(Records excerpted from a collection)
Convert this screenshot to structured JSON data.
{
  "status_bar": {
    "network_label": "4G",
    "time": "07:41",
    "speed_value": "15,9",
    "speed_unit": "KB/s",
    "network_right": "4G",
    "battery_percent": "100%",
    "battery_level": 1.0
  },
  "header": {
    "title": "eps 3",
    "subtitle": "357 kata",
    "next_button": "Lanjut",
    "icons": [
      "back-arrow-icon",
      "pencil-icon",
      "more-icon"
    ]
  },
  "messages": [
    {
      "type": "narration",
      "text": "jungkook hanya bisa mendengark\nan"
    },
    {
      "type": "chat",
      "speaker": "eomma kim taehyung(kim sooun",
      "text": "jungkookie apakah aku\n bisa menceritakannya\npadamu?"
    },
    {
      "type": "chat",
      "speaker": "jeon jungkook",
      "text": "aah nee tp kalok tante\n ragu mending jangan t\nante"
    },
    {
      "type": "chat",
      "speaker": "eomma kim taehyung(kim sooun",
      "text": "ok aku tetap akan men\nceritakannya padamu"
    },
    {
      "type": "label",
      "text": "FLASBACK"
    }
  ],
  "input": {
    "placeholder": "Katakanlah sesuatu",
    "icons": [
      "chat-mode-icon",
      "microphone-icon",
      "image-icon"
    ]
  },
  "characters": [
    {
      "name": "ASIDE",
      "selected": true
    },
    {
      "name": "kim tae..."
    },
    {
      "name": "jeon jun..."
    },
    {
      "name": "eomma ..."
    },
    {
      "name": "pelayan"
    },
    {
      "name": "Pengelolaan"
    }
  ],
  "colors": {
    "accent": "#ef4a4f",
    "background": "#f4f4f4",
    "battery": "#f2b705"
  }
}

GIVEN REQUEST: Reproduce the data in its entirety, matching each character.

SOLUTION TO THIS TASK:
Convert this screenshot to structured JSON data.
{
  "status_bar": {
    "network_label": "4G",
    "time": "07:41",
    "speed_value": "15,9",
    "speed_unit": "KB/s",
    "network_right": "4G",
    "battery_percent": "100%",
    "battery_level": 1.0
  },
  "header": {
    "title": "eps 3",
    "subtitle": "357 kata",
    "next_button": "Lanjut",
    "icons": [
      "back-arrow-icon",
      "pencil-icon",
      "more-icon"
    ]
  },
  "messages": [
    {
      "type": "narration",
      "text": "jungkook hanya bisa mendengark\nan"
    },
    {
      "type": "chat",
      "speaker": "eomma kim taehyung(kim sooun",
      "text": "jungkookie apakah aku\n bisa menceritakannya\npadamu?"
    },
    {
      "type": "chat",
      "speaker": "jeon jungkook",
      "text": "aah nee tp kalok tante\n ragu mending jangan t\nante"
    },
    {
      "type": "chat",
      "speaker": "eomma kim taehyung(kim sooun",
      "text": "ok aku tetap akan men\nceritakannya padamu"
    },
    {
      "type": "label",
      "text": "FLASBACK"
    }
  ],
  "input": {
    "placeholder": "Katakanlah sesuatu",
    "icons": [
      "chat-mode-icon",
      "microphone-icon",
      "image-icon"
    ]
  },
  "characters": [
    {
      "name": "ASIDE",
      "selected": true
    },
    {
      "name": "kim tae..."
    },
    {
      "name": "jeon jun..."
    },
    {
      "name": "eomma ..."
    },
    {
      "name": "pelayan"
    },
    {
      "name": "Pengelolaan"
    }
  ],
  "colors": {
    "accent": "#ef4a4f",
    "background": "#f4f4f4",
    "battery": "#f2b705"
  }
}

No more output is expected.